Text shown ::
* * * * * * * * *

In my view, applying the factors set forth in Emergent Capital and Wright, Brown’s “reliance” is not only not reasonable, it is virtually non-existent beyond the fact that Vaughn made the representations to him — a fact which by itself is simply not sufficient as a matter of law.
The record here demonstrates that Brown, by his own statement, was a sophisticated businessman who founded a marketing research firm that he sold for $22 million. He had a great deal of prior investment experience, multiple brokerage accounts, and the ability to assess risk. Importantly, he had substantial prior experience with private placement investments which demonstrated his knowledge of their high risk profile. [See Brown 8/30/04 Dep., pp. 24-30.] He testified that before making private placement investments he consulted with both his attorney and his accountant. He also testified that before investing in Earthboard he consulted with two of his financial advisors. He had no prior business relationship with Defendant Vaughn; the two had only a friendly relationship based on Indiana basketball and occasional golf outings, and the few times they dined together with their families.
*924Brown admitted in his deposition that he knew that none of Vaughn’s information about Earthboard was firsthand, that Vaughn was not personally involved in any merger negotiations, and that Vaughn was simply reporting what Jeffreys had told him. [See Brown 10/19/04 Dep., pp. 129-30.] Brown further admitted that he had access to any information about Earth-board that he wanted and that neither Vaughn nor anybody else prevented him from investigating Earthboard. Id. pp. 159-62. Where a plaintiff has equal access to information but simply fails to inquire for himself, his claimed reliance is not reasonable or justifiable. See Aschinger v. Columbus Showcase Co., 934 F.2d 1402, 1410-11 (6th Cir.1991), citing Dupuy v. Dupuy 551 F.2d 1005, 1014 (5th Cir.1977) (“[o]nly those who have pursued their own interests with care and good faith should qualify for the judicially created private 10b-5 remedies.”) This should certainly be even more true for a sophisticated investor such as Brown.
Brown’s deposition testimony, however, is not the only evidence that belies his claim of reasonable reliance; he also signed an Earthboard Subscription Agreement that warned him that the investment involved a “high degree of risk” and he categorically acknowledged that in making the investment, he “relied solely upon independent investigations made by [himself] and by no other third party.” [See 2/2&/02. Subscription Agreement, pp. 1, 2], He also checked the box on the Subscription Agreement indicating that he had knowledge and experience in financial and business matters and in private placement investments and that he was capable of evaluating the merits and risks of an investment in the shares. Id. at p. 2. We held in Wright v. National Warranty Co., supra, 953 F.2d at 260, that a securities fraud plaintiff is bound by statements made in a subscription agreement. See also Rissman v. Rissman, 213 F.3d 381, 383 (7th Cir.2000) (“Securities law does not permit a party to a stock transaction to disavow such representations — to say, in effect, ‘I lied when I told you I wasn’t relying on your prior statements’ and then to seek damages for their contents.”) (citing Carr v. CIGNA Sec., Inc., 95 F.3d 544, 547 (7th Cir.1996) (plaintiff bound by non-reliance statements in subscription agreement.))

* * * * * * * * *

Raw records ::

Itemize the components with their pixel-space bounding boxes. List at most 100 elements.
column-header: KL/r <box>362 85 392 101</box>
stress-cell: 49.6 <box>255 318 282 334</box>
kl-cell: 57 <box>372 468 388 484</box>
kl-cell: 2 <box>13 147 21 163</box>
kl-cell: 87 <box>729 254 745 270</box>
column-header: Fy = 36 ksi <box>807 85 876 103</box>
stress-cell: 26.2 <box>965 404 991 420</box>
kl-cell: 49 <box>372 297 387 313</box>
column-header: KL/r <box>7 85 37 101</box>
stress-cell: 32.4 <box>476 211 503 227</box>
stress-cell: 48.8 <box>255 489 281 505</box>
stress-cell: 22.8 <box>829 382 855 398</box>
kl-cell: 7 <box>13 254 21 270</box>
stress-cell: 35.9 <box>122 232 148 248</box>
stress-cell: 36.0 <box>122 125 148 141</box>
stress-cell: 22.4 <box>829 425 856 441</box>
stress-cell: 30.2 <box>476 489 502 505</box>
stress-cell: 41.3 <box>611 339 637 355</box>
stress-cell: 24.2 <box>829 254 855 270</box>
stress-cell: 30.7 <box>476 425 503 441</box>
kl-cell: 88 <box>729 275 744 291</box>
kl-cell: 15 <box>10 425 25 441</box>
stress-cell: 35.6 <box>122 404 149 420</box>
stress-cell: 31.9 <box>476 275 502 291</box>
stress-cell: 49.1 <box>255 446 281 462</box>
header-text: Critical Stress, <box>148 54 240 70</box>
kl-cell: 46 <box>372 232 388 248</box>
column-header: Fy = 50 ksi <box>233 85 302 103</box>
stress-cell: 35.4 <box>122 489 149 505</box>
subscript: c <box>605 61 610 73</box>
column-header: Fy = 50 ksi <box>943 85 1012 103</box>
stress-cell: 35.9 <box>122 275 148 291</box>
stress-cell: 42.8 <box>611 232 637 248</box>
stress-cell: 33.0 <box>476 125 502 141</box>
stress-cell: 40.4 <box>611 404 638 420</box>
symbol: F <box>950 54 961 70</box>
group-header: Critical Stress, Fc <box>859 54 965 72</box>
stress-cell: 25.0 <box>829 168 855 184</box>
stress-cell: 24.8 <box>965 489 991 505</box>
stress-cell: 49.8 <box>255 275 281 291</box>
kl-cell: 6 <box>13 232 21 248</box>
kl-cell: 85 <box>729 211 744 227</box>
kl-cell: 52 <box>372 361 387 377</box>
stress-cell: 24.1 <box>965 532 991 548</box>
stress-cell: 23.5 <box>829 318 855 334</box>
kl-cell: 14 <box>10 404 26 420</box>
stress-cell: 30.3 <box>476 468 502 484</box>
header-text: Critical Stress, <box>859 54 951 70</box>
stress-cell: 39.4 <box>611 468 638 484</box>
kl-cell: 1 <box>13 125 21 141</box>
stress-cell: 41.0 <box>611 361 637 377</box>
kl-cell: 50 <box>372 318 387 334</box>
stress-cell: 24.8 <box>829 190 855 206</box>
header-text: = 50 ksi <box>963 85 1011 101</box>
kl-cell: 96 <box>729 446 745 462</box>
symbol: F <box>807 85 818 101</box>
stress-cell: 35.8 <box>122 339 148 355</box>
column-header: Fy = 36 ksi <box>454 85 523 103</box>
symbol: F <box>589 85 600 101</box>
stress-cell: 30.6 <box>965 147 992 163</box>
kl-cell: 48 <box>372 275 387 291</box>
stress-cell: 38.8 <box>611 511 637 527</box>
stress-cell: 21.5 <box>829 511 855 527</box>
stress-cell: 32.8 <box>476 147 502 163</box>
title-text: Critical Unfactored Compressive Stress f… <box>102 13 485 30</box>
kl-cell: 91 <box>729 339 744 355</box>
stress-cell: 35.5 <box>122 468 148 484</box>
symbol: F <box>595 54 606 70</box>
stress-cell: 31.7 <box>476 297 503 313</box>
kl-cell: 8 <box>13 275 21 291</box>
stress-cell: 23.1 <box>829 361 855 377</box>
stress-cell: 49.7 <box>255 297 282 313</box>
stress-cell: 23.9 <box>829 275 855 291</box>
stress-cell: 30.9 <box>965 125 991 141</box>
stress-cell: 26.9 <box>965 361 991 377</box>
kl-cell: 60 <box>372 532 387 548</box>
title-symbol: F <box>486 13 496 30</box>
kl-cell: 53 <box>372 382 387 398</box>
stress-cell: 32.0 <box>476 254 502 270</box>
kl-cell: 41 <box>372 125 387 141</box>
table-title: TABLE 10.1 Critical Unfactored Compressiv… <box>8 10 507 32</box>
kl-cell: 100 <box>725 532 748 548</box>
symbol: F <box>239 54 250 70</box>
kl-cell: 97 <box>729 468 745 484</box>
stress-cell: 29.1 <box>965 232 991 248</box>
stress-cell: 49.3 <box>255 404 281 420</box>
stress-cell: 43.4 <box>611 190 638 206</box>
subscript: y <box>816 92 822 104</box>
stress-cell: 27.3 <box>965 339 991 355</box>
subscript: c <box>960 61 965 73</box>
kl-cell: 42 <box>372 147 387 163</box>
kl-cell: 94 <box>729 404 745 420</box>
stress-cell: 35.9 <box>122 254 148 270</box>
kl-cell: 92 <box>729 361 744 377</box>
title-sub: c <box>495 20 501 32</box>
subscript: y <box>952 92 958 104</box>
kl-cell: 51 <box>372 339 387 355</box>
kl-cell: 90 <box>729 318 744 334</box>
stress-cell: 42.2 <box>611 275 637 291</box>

* * * * * * * * *

Requirements ::
**A.** Which cases does the opinion excerpt cite with a full name joined by "v."? List every one.
**B.** Copy out the rows character for character, beginning at the first line of the raw records and stopping after the line that contains "column-header: Fy = 36 ksi <box>807", with both ends included.
The opinion excerpt and the rows were drawn from different sources.

Correct answers ::
**A.**
Aschinger v. Columbus Showcase Co.
Dupuy v. Dupuy
Wright v. National Warranty Co.
Rissman v. Rissman
Carr v. CIGNA Sec., Inc.

**B.**
Itemize the components with their pixel-space bounding boxes. List at most 100 elements.
column-header: KL/r <box>362 85 392 101</box>
stress-cell: 49.6 <box>255 318 282 334</box>
kl-cell: 57 <box>372 468 388 484</box>
kl-cell: 2 <box>13 147 21 163</box>
kl-cell: 87 <box>729 254 745 270</box>
column-header: Fy = 36 ksi <box>807 85 876 103</box>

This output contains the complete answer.